## What you have to do
Copy each line that has the string "stallo" somewhere in it.

## Records
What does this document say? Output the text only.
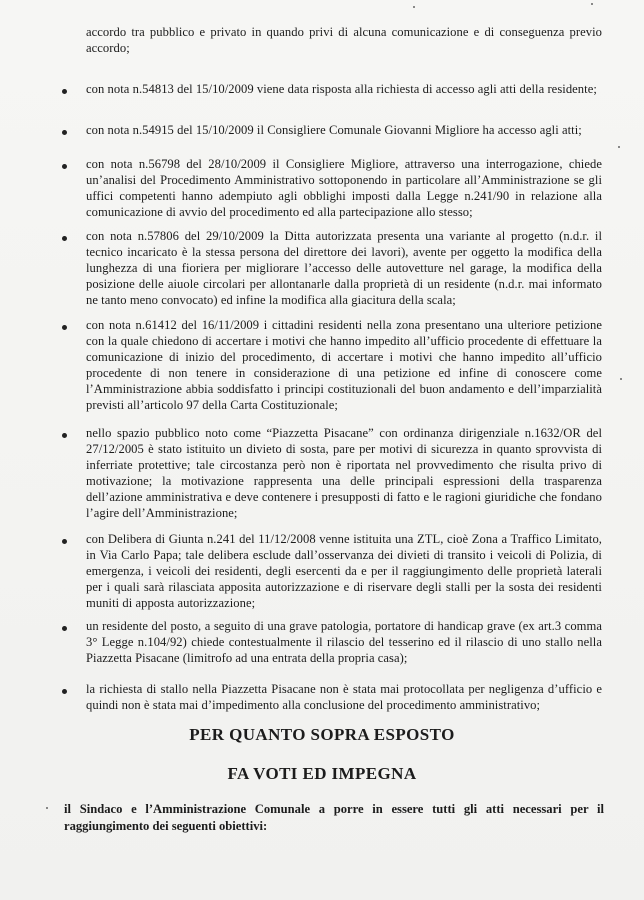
accordo tra pubblico e privato in quando privi di alcuna comunicazione e di conseguenza previo accordo;
con nota n.54813 del 15/10/2009 viene data risposta alla richiesta di accesso agli atti della residente;
con nota n.54915 del 15/10/2009 il Consigliere Comunale Giovanni Migliore ha accesso agli atti;
con nota n.56798 del 28/10/2009 il Consigliere Migliore, attraverso una interrogazione, chiede un’analisi del Procedimento Amministrativo sottoponendo in particolare all’Amministrazione se gli uffici competenti hanno adempiuto agli obblighi imposti dalla Legge n.241/90 in relazione alla comunicazione di avvio del procedimento ed alla partecipazione allo stesso;
con nota n.57806 del 29/10/2009 la Ditta autorizzata presenta una variante al progetto (n.d.r. il tecnico incaricato è la stessa persona del direttore dei lavori), avente per oggetto la modifica della lunghezza di una fioriera per migliorare l’accesso delle autovetture nel garage, la modifica della posizione delle aiuole circolari per allontanarle dalla proprietà di un residente (n.d.r. mai informato ne tanto meno convocato) ed infine la modifica alla giacitura della scala;
con nota n.61412 del 16/11/2009 i cittadini residenti nella zona presentano una ulteriore petizione con la quale chiedono di accertare i motivi che hanno impedito all’ufficio procedente di effettuare la comunicazione di inizio del procedimento, di accertare i motivi che hanno impedito all’ufficio procedente di non tenere in considerazione di una petizione ed infine di conoscere come l’Amministrazione abbia soddisfatto i principi costituzionali del buon andamento e dell’imparzialità previsti all’articolo 97 della Carta Costituzionale;
nello spazio pubblico noto come “Piazzetta Pisacane” con ordinanza dirigenziale n.1632/OR del 27/12/2005 è stato istituito un divieto di sosta, pare per motivi di sicurezza in quanto sprovvista di inferriate protettive; tale circostanza però non è riportata nel provvedimento che risulta privo di motivazione; la motivazione rappresenta una delle principali espressioni della trasparenza dell’azione amministrativa e deve contenere i presupposti di fatto e le ragioni giuridiche che fondano l’agire dell’Amministrazione;
con Delibera di Giunta n.241 del 11/12/2008 venne istituita una ZTL, cioè Zona a Traffico Limitato, in Via Carlo Papa; tale delibera esclude dall’osservanza dei divieti di transito i veicoli di Polizia, di emergenza, i veicoli dei residenti, degli esercenti da e per il raggiungimento delle proprietà laterali per i quali sarà rilasciata apposita autorizzazione e di riservare degli stalli per la sosta dei residenti muniti di apposta autorizzazione;
un residente del posto, a seguito di una grave patologia, portatore di handicap grave (ex art.3 comma 3° Legge n.104/92) chiede contestualmente il rilascio del tesserino ed il rilascio di uno stallo nella Piazzetta Pisacane (limitrofo ad una entrata della propria casa);
la richiesta di stallo nella Piazzetta Pisacane non è stata mai protocollata per negligenza d’ufficio e quindi non è stata mai d’impedimento alla conclusione del procedimento amministrativo;
PER QUANTO SOPRA ESPOSTO
FA VOTI ED IMPEGNA
il Sindaco e l’Amministrazione Comunale a porre in essere tutti gli atti necessari per il raggiungimento dei seguenti obiettivi:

## Exercise output
un residente del posto, a seguito di una grave patologia, portatore di handicap grave (ex art.3 comma 3° Legge n.104/92) chiede contestualmente il rilascio del tesserino ed il rilascio di uno stallo nella Piazzetta Pisacane (limitrofo ad una entrata della propria casa);
la richiesta di stallo nella Piazzetta Pisacane non è stata mai protocollata per negligenza d’ufficio e quindi non è stata mai d’impedimento alla conclusione del procedimento amministrativo;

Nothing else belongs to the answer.